• **WHAT THE TASK REQUIRES**
Copy each line that contains the word "type".

[Some records]
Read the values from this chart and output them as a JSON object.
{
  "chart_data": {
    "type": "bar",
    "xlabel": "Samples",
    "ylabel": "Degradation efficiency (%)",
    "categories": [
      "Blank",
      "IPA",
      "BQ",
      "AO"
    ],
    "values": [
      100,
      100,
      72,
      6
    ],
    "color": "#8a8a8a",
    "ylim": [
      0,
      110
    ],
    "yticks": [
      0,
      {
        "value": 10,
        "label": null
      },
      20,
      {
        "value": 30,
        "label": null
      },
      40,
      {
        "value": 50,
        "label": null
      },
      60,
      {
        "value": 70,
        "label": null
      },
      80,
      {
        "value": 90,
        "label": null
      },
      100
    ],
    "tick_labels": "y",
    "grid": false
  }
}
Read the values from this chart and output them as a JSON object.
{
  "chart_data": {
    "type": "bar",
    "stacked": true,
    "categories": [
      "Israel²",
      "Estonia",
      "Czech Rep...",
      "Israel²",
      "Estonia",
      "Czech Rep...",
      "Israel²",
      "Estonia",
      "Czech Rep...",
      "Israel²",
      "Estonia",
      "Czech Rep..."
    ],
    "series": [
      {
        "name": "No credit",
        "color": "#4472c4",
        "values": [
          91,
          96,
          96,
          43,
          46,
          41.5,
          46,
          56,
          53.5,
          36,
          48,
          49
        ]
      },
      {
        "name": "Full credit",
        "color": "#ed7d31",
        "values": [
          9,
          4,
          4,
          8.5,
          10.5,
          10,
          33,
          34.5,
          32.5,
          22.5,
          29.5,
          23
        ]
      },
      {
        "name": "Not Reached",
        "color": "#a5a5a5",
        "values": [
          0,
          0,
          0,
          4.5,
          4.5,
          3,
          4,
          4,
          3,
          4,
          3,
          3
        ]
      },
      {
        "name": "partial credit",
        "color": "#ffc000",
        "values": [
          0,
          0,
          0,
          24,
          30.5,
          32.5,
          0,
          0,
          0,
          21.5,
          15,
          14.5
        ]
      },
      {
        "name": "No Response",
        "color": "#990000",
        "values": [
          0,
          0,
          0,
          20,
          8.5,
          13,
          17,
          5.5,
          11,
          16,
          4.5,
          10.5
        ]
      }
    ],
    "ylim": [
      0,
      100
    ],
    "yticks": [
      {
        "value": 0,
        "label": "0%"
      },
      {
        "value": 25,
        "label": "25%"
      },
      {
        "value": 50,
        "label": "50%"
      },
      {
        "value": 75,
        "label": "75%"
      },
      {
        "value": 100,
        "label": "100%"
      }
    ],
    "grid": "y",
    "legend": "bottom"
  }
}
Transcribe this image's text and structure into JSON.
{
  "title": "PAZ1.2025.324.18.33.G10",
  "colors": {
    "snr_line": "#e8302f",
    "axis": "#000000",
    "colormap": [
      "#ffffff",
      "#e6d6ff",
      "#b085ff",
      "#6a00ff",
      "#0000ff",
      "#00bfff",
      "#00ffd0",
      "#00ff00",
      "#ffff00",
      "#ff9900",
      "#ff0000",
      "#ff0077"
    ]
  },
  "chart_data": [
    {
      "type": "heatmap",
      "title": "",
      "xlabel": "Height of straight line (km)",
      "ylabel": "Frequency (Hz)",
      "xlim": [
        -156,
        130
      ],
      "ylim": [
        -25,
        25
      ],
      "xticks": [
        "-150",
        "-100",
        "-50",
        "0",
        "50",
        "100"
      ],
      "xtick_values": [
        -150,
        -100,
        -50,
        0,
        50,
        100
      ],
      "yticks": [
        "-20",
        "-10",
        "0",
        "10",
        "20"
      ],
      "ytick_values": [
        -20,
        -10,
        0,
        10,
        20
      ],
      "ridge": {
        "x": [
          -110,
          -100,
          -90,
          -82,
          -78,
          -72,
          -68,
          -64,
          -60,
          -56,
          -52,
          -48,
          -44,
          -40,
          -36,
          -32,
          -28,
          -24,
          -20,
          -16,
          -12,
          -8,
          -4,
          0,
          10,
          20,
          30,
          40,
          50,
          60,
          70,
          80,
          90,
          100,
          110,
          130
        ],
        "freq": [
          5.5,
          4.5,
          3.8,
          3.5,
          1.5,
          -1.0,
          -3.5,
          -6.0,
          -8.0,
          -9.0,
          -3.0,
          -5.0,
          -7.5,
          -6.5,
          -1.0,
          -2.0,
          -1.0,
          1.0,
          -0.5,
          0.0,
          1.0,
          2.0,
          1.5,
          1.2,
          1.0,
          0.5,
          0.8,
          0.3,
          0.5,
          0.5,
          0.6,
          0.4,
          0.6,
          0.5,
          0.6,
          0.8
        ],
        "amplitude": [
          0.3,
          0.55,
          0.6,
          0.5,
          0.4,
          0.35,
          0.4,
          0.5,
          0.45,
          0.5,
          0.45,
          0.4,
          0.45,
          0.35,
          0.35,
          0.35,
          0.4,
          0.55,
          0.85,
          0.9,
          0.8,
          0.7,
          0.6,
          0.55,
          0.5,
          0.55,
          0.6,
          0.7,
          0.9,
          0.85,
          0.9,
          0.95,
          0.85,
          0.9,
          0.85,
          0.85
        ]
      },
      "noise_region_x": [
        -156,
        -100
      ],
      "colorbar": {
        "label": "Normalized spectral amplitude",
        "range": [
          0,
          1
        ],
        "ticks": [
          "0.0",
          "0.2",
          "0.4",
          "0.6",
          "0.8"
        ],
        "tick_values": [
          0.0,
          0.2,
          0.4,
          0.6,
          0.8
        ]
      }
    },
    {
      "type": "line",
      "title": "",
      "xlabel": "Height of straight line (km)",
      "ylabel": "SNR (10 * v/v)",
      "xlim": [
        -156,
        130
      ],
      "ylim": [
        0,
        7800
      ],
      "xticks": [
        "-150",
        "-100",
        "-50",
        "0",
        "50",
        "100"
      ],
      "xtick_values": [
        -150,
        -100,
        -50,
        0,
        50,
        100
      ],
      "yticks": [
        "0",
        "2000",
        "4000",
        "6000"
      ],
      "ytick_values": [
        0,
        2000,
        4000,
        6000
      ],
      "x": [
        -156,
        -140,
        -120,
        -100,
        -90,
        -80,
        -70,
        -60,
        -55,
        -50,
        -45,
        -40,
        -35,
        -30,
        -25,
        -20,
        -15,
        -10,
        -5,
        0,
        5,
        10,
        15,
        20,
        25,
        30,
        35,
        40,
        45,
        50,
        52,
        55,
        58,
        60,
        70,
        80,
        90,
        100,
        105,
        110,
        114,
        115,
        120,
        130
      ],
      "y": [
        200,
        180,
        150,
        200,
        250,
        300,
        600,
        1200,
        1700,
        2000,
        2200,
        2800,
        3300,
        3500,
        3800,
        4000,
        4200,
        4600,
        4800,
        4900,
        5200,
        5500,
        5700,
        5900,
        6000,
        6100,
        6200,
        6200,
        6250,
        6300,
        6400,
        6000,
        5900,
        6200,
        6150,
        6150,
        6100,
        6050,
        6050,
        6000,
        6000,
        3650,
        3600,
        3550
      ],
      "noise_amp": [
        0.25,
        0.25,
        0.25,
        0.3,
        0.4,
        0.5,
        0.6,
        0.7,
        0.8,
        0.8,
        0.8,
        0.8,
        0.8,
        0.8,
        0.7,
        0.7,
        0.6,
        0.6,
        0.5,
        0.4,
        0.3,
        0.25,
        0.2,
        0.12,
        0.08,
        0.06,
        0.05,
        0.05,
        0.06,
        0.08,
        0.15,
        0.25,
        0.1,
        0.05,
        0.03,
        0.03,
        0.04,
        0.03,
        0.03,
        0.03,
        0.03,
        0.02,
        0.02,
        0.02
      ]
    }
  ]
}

• **SOLUTION TO THE EXERCISE**
    "type": "bar",
    "type": "bar",
      "type": "heatmap",
      "type": "line",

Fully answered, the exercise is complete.